** Start of Source material **
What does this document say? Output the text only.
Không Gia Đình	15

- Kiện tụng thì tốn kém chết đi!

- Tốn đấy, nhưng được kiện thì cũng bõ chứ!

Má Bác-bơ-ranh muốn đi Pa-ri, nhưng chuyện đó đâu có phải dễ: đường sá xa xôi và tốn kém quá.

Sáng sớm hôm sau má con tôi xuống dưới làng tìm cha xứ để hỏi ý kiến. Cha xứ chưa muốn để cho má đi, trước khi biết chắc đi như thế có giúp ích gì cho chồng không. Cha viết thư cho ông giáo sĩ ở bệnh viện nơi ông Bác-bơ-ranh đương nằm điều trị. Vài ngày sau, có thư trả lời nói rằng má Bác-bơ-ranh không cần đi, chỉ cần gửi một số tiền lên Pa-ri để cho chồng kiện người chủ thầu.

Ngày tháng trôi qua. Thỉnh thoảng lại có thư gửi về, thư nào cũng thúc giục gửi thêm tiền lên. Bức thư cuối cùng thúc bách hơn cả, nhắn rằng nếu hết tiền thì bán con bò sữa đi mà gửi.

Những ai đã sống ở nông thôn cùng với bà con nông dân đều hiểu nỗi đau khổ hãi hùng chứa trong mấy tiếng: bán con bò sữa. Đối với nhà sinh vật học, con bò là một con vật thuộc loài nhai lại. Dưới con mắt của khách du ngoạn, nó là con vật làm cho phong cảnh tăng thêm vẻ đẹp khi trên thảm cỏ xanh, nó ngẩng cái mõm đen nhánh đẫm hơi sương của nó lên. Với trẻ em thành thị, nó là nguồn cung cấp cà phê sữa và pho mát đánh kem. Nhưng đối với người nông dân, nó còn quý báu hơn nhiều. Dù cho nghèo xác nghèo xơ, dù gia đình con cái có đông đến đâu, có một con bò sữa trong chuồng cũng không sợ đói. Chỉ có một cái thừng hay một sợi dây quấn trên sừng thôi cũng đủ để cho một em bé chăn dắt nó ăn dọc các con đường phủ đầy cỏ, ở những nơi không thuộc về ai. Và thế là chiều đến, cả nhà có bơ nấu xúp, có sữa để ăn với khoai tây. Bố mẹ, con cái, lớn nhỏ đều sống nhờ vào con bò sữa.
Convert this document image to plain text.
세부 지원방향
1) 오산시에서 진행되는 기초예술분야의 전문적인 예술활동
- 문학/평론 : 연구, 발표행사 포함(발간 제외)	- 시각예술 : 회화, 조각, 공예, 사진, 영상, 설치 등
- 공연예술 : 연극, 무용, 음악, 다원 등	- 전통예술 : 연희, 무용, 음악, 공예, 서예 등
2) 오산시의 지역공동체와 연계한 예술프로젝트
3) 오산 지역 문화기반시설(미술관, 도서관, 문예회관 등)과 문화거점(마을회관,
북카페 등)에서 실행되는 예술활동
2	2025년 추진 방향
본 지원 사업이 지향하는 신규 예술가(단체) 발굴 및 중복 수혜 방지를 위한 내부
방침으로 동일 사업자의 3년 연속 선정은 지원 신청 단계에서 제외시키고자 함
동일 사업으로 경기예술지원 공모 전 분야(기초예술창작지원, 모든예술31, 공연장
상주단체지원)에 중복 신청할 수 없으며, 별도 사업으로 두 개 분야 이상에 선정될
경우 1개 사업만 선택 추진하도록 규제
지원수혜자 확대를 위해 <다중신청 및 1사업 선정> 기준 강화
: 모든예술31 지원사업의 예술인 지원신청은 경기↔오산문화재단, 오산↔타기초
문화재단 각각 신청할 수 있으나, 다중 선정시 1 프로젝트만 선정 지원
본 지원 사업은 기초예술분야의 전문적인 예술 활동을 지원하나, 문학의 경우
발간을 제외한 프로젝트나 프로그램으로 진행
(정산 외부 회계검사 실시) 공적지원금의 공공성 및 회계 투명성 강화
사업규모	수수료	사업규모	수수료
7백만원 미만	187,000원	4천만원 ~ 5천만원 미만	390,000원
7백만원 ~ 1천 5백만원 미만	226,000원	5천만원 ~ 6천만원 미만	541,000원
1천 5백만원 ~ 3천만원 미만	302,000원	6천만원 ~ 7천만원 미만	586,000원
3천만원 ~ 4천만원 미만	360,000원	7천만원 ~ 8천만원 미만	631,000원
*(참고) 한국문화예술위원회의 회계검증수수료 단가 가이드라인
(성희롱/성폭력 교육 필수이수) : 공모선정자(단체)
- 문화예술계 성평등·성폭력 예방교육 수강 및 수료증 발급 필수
** End of Source material **
Make a list of all lines in the data that contain "사업으로".

_Answer to the problem_
동일 사업으로 경기예술지원 공모 전 분야(기초예술창작지원, 모든예술31, 공연장
상주단체지원)에 중복 신청할 수 없으며, 별도 사업으로 두 개 분야 이상에 선정될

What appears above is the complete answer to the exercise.